• Exercise details: Search the material for the string "transform" and copy each line where it occurs.

(Dataset items)
•••

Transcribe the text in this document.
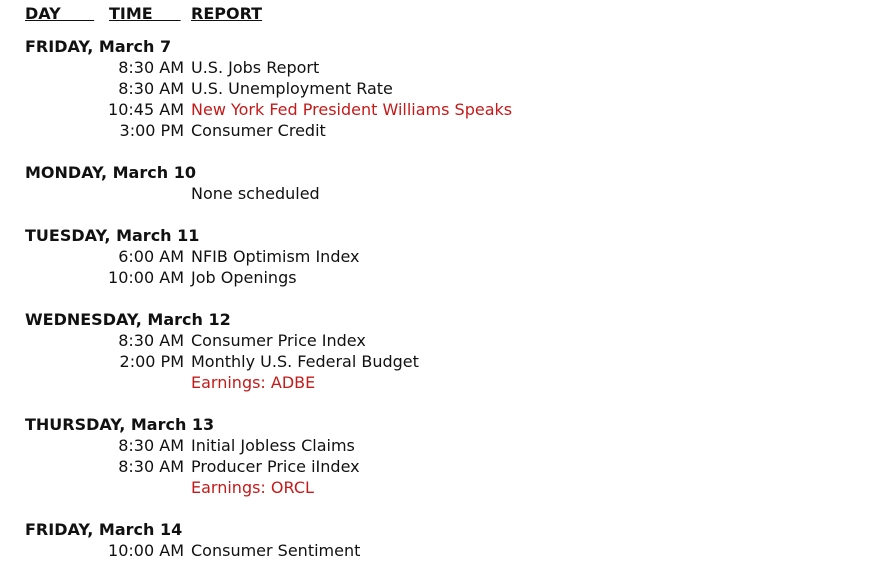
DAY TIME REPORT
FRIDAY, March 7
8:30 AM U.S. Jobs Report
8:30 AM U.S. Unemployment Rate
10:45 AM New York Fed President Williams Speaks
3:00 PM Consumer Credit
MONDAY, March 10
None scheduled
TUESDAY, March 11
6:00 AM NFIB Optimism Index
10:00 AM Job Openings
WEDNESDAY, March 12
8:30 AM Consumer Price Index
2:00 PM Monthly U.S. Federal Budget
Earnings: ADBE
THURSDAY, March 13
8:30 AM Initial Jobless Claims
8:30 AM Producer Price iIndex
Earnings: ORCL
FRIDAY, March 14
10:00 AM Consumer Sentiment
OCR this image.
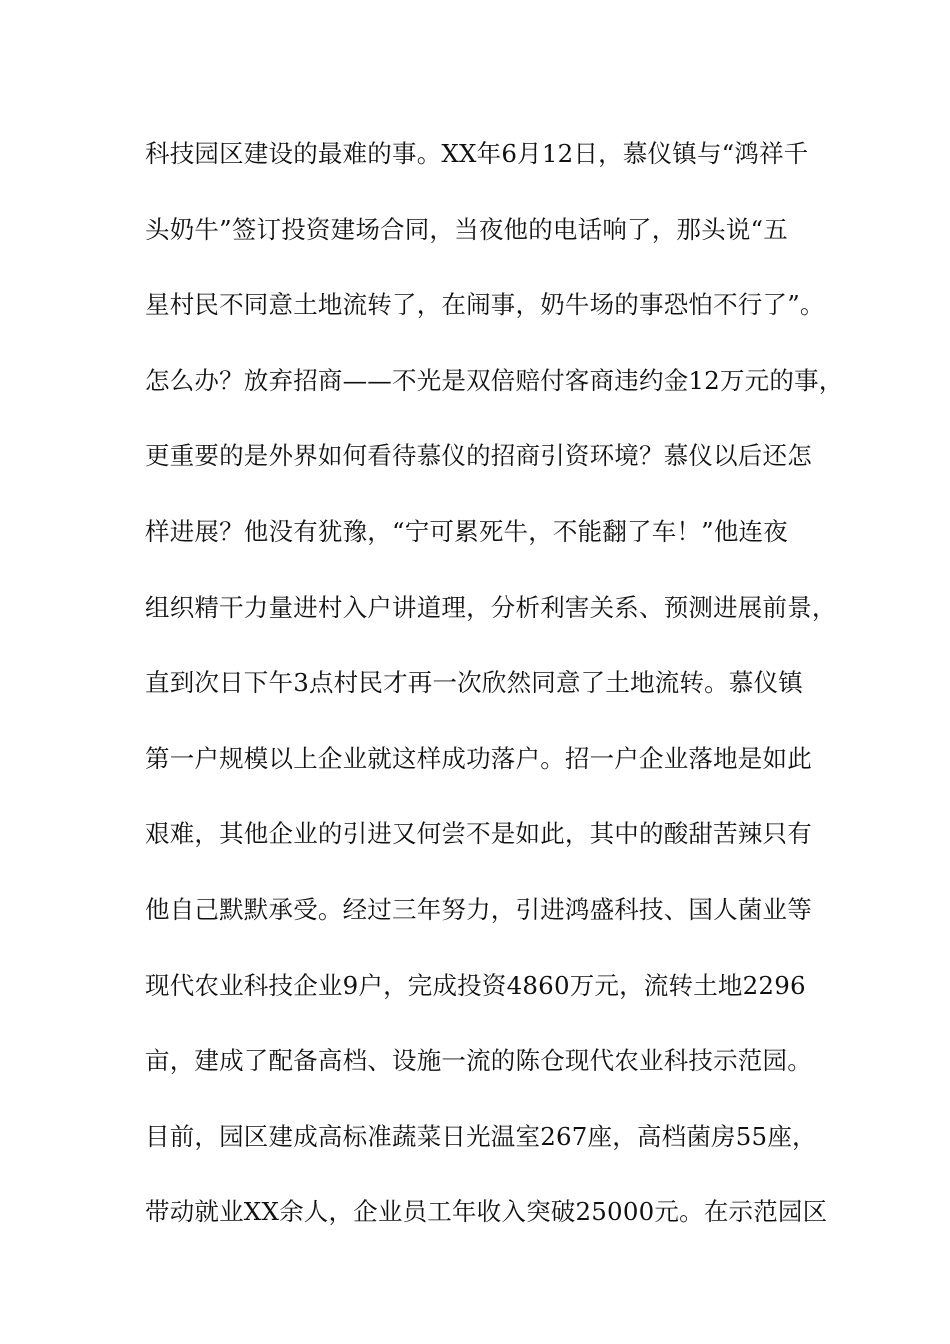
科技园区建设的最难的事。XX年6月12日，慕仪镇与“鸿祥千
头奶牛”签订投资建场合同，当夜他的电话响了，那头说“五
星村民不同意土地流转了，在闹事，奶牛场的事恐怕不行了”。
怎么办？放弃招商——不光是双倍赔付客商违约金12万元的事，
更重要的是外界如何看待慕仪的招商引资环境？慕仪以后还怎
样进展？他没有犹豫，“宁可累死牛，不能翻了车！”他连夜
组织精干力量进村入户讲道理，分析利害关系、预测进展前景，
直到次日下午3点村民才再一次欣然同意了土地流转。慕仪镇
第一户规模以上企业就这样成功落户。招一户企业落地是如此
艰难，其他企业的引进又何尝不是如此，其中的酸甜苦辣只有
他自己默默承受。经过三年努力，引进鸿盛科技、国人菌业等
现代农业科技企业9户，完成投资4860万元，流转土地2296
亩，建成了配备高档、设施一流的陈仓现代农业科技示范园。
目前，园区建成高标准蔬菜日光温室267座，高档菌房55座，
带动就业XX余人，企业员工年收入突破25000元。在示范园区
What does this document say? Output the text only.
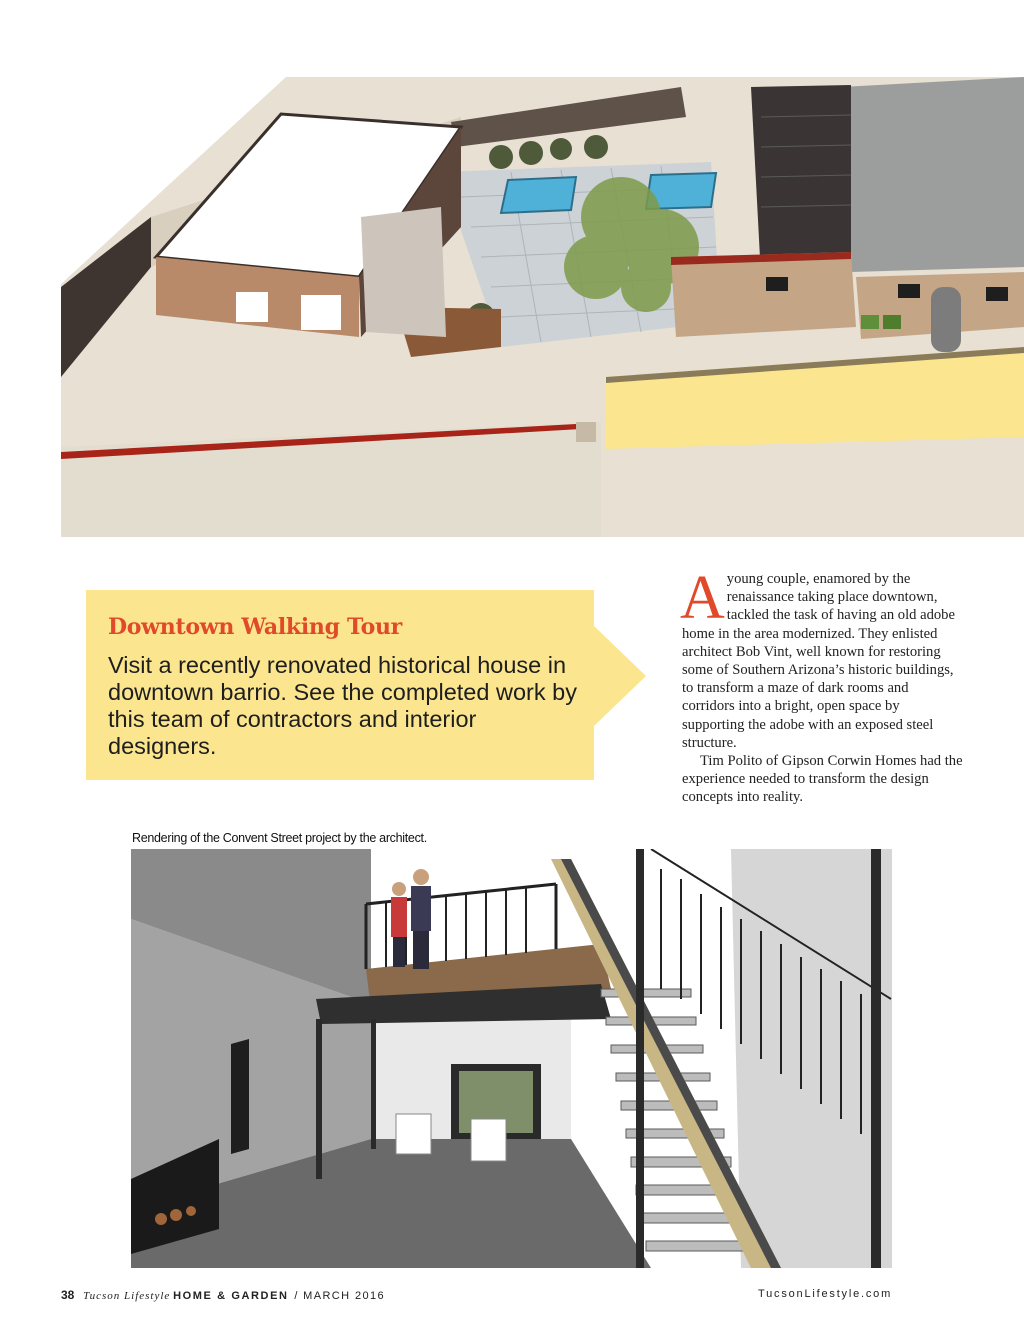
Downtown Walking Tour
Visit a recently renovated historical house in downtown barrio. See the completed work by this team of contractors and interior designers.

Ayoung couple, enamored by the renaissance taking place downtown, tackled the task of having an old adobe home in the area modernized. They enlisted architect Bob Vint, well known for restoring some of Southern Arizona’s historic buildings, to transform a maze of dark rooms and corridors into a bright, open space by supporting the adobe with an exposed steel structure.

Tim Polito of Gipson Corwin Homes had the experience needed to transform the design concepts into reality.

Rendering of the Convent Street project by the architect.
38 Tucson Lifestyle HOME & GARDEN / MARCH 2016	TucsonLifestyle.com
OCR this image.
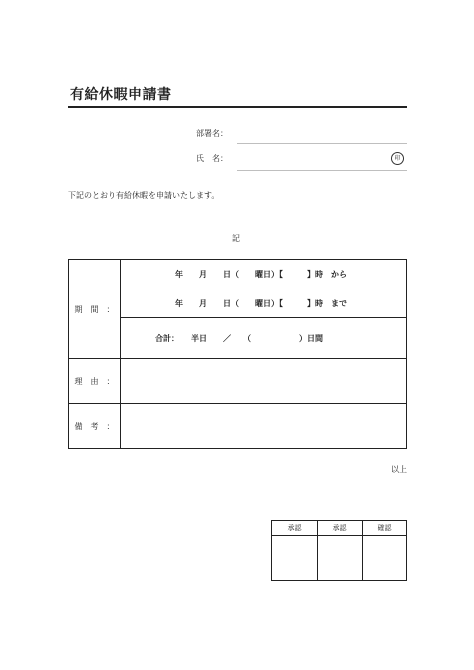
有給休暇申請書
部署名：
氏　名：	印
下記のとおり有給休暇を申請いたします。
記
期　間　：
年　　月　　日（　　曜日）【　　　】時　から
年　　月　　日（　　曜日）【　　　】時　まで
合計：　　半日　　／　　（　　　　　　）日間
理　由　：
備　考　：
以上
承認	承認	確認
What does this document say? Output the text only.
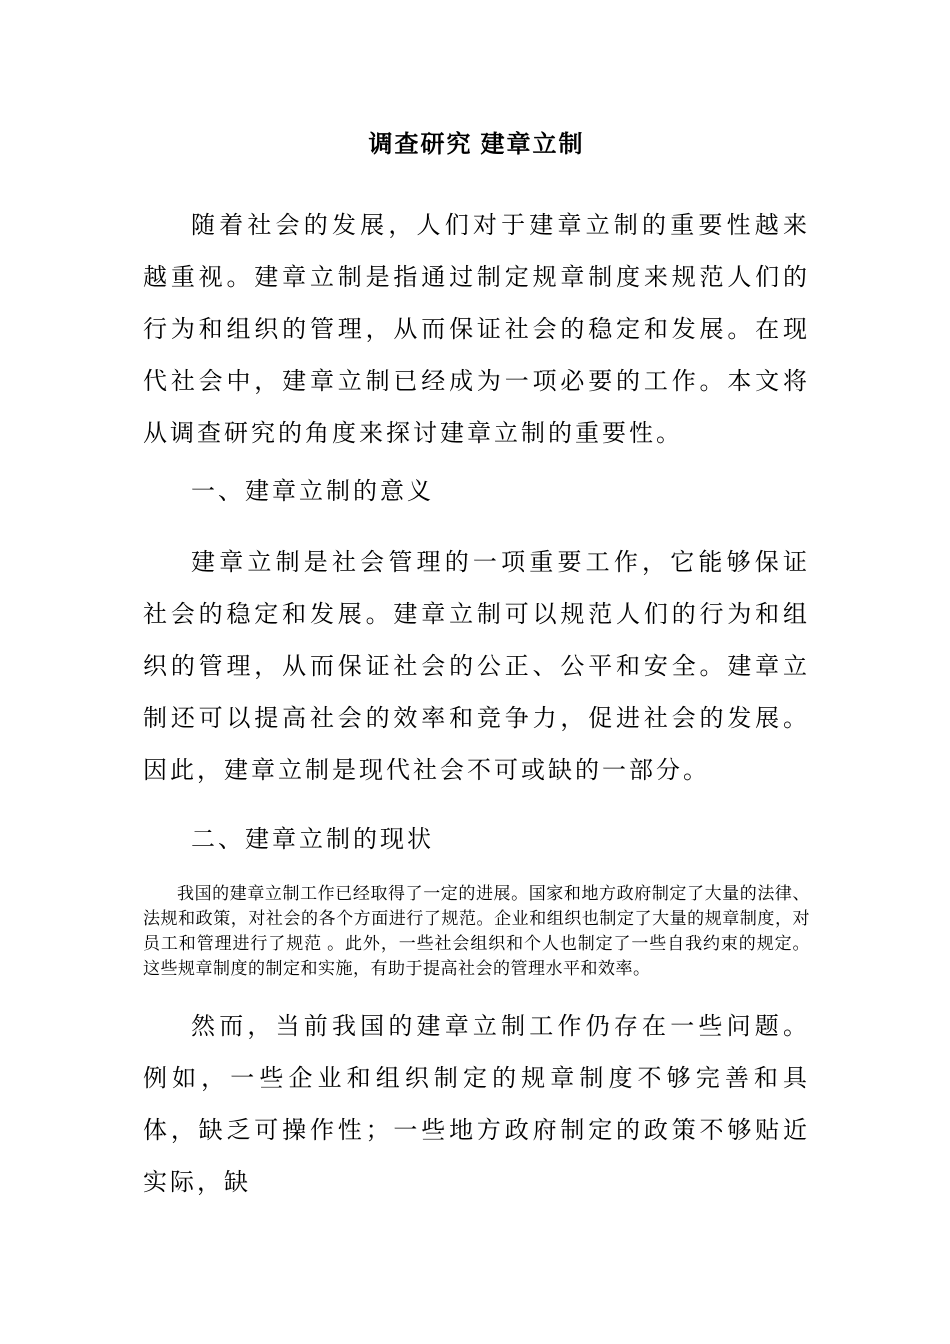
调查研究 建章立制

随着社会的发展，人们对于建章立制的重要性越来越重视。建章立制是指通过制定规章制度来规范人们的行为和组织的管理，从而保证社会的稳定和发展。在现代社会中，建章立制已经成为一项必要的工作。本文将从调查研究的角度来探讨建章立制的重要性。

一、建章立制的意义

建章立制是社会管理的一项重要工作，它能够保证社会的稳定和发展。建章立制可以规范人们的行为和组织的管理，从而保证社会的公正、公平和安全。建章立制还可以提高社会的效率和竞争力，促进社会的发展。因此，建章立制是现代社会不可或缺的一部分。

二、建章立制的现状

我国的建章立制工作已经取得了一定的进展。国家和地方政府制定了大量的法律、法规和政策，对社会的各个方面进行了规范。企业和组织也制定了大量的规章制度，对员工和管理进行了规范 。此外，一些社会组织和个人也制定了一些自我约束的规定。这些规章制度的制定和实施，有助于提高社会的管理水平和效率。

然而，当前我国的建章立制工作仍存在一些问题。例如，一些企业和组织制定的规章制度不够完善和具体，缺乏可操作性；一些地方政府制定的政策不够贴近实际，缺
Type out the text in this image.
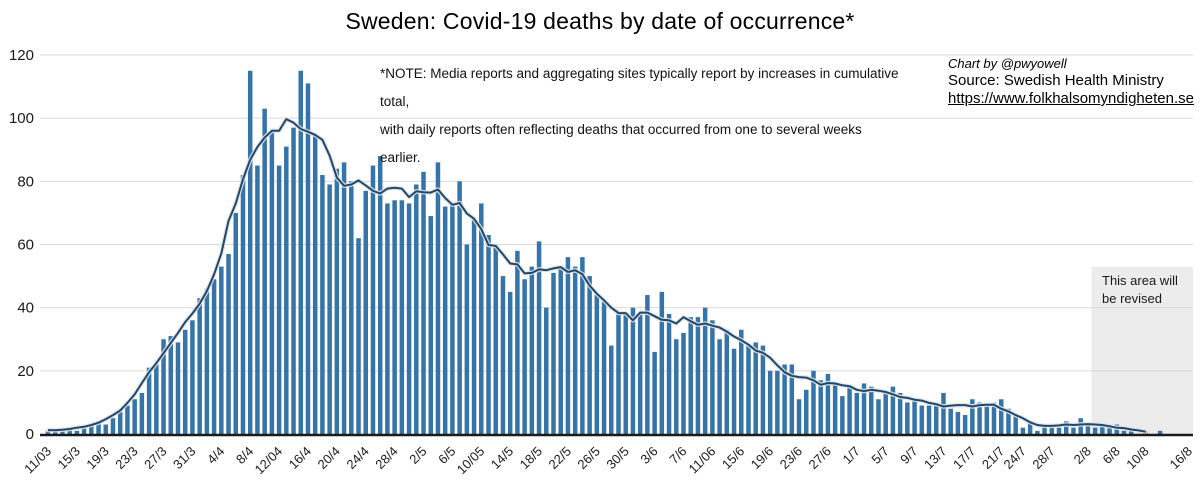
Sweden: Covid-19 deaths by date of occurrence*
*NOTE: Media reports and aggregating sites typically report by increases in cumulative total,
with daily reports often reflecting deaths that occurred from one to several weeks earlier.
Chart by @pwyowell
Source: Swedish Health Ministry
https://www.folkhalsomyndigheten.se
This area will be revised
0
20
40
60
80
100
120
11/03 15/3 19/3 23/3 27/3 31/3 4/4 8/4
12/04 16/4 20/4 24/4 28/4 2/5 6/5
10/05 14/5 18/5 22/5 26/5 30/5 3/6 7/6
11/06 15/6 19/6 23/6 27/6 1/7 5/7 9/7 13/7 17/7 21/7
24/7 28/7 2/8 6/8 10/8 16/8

•••

• Output for this exercise:
Ayoung couple, enamored by the renaissance taking place downtown, tackled the task of having an old adobe home in the area modernized. They enlisted architect Bob Vint, well known for restoring some of Southern Arizona’s historic buildings, to transform a maze of dark rooms and corridors into a bright, open space by supporting the adobe with an exposed steel structure.
Tim Polito of Gipson Corwin Homes had the experience needed to transform the design concepts into reality.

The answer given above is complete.